(Directions for this task) Print each line exactly as it is given.

[Structured figure records]

========

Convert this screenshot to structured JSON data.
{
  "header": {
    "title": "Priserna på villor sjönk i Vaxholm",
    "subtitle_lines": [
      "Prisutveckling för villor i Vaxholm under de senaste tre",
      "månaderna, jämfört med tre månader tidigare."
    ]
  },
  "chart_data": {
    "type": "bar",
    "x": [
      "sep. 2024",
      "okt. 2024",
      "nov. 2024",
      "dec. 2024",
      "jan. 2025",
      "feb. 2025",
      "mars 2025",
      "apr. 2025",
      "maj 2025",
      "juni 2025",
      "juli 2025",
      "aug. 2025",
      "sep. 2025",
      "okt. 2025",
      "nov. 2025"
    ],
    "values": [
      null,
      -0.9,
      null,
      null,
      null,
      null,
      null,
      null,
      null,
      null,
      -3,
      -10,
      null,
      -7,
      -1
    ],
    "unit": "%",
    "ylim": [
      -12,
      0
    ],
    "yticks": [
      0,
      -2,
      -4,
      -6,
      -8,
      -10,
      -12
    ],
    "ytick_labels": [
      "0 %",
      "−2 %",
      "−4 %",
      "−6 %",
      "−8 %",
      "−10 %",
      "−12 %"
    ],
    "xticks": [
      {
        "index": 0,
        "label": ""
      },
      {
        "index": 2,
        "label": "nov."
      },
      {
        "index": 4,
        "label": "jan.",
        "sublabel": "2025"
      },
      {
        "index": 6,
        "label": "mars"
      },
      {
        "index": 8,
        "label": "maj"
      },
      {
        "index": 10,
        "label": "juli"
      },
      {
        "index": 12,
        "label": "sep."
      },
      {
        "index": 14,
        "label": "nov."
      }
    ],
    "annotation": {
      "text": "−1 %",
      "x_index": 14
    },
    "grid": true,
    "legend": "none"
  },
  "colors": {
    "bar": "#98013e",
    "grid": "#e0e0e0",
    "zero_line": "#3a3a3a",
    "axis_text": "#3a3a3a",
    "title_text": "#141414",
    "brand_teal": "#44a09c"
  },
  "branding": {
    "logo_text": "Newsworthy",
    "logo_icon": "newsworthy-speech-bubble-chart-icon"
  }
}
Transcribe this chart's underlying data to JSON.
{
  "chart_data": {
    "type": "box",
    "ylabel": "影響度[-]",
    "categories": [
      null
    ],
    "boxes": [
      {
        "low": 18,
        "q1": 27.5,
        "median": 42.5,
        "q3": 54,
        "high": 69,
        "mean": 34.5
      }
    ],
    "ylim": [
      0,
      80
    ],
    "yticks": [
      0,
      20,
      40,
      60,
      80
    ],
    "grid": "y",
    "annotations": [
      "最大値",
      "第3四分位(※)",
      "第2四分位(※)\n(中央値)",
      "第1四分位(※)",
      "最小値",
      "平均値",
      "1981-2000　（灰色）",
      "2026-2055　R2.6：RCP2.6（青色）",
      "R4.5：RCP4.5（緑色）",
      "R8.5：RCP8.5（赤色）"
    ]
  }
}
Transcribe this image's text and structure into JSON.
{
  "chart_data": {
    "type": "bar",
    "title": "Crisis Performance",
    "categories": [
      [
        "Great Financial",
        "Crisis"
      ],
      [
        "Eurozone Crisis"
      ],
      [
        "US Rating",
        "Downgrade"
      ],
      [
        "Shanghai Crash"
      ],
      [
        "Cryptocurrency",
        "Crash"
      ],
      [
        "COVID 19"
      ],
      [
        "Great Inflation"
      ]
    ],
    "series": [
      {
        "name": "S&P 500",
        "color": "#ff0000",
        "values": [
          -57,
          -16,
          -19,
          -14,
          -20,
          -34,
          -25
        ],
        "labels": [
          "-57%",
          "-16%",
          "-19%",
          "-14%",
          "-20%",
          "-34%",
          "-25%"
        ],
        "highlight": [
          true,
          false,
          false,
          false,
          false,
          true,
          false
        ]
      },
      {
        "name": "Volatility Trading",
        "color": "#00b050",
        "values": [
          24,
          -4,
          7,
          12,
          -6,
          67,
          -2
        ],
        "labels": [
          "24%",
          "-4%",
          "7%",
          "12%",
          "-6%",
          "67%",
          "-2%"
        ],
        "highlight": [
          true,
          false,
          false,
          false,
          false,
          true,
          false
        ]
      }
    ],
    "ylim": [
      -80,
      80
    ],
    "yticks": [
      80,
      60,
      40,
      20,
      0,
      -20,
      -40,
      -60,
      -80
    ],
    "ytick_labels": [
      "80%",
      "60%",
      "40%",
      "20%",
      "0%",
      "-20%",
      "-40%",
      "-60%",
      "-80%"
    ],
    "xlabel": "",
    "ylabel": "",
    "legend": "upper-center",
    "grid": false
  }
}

========

(Task solution)
Convert this screenshot to structured JSON data.
{
  "header": {
    "title": "Priserna på villor sjönk i Vaxholm",
    "subtitle_lines": [
      "Prisutveckling för villor i Vaxholm under de senaste tre",
      "månaderna, jämfört med tre månader tidigare."
    ]
  },
  "chart_data": {
    "type": "bar",
    "x": [
      "sep. 2024",
      "okt. 2024",
      "nov. 2024",
      "dec. 2024",
      "jan. 2025",
      "feb. 2025",
      "mars 2025",
      "apr. 2025",
      "maj 2025",
      "juni 2025",
      "juli 2025",
      "aug. 2025",
      "sep. 2025",
      "okt. 2025",
      "nov. 2025"
    ],
    "values": [
      null,
      -0.9,
      null,
      null,
      null,
      null,
      null,
      null,
      null,
      null,
      -3,
      -10,
      null,
      -7,
      -1
    ],
    "unit": "%",
    "ylim": [
      -12,
      0
    ],
    "yticks": [
      0,
      -2,
      -4,
      -6,
      -8,
      -10,
      -12
    ],
    "ytick_labels": [
      "0 %",
      "−2 %",
      "−4 %",
      "−6 %",
      "−8 %",
      "−10 %",
      "−12 %"
    ],
    "xticks": [
      {
        "index": 0,
        "label": ""
      },
      {
        "index": 2,
        "label": "nov."
      },
      {
        "index": 4,
        "label": "jan.",
        "sublabel": "2025"
      },
      {
        "index": 6,
        "label": "mars"
      },
      {
        "index": 8,
        "label": "maj"
      },
      {
        "index": 10,
        "label": "juli"
      },
      {
        "index": 12,
        "label": "sep."
      },
      {
        "index": 14,
        "label": "nov."
      }
    ],
    "annotation": {
      "text": "−1 %",
      "x_index": 14
    },
    "grid": true,
    "legend": "none"
  },
  "colors": {
    "bar": "#98013e",
    "grid": "#e0e0e0",
    "zero_line": "#3a3a3a",
    "axis_text": "#3a3a3a",
    "title_text": "#141414",
    "brand_teal": "#44a09c"
  },
  "branding": {
    "logo_text": "Newsworthy",
    "logo_icon": "newsworthy-speech-bubble-chart-icon"
  }
}
Transcribe this chart's underlying data to JSON.
{
  "chart_data": {
    "type": "box",
    "ylabel": "影響度[-]",
    "categories": [
      null
    ],
    "boxes": [
      {
        "low": 18,
        "q1": 27.5,
        "median": 42.5,
        "q3": 54,
        "high": 69,
        "mean": 34.5
      }
    ],
    "ylim": [
      0,
      80
    ],
    "yticks": [
      0,
      20,
      40,
      60,
      80
    ],
    "grid": "y",
    "annotations": [
      "最大値",
      "第3四分位(※)",
      "第2四分位(※)\n(中央値)",
      "第1四分位(※)",
      "最小値",
      "平均値",
      "1981-2000　（灰色）",
      "2026-2055　R2.6：RCP2.6（青色）",
      "R4.5：RCP4.5（緑色）",
      "R8.5：RCP8.5（赤色）"
    ]
  }
}
Transcribe this image's text and structure into JSON.
{
  "chart_data": {
    "type": "bar",
    "title": "Crisis Performance",
    "categories": [
      [
        "Great Financial",
        "Crisis"
      ],
      [
        "Eurozone Crisis"
      ],
      [
        "US Rating",
        "Downgrade"
      ],
      [
        "Shanghai Crash"
      ],
      [
        "Cryptocurrency",
        "Crash"
      ],
      [
        "COVID 19"
      ],
      [
        "Great Inflation"
      ]
    ],
    "series": [
      {
        "name": "S&P 500",
        "color": "#ff0000",
        "values": [
          -57,
          -16,
          -19,
          -14,
          -20,
          -34,
          -25
        ],
        "labels": [
          "-57%",
          "-16%",
          "-19%",
          "-14%",
          "-20%",
          "-34%",
          "-25%"
        ],
        "highlight": [
          true,
          false,
          false,
          false,
          false,
          true,
          false
        ]
      },
      {
        "name": "Volatility Trading",
        "color": "#00b050",
        "values": [
          24,
          -4,
          7,
          12,
          -6,
          67,
          -2
        ],
        "labels": [
          "24%",
          "-4%",
          "7%",
          "12%",
          "-6%",
          "67%",
          "-2%"
        ],
        "highlight": [
          true,
          false,
          false,
          false,
          false,
          true,
          false
        ]
      }
    ],
    "ylim": [
      -80,
      80
    ],
    "yticks": [
      80,
      60,
      40,
      20,
      0,
      -20,
      -40,
      -60,
      -80
    ],
    "ytick_labels": [
      "80%",
      "60%",
      "40%",
      "20%",
      "0%",
      "-20%",
      "-40%",
      "-60%",
      "-80%"
    ],
    "xlabel": "",
    "ylabel": "",
    "legend": "upper-center",
    "grid": false
  }
}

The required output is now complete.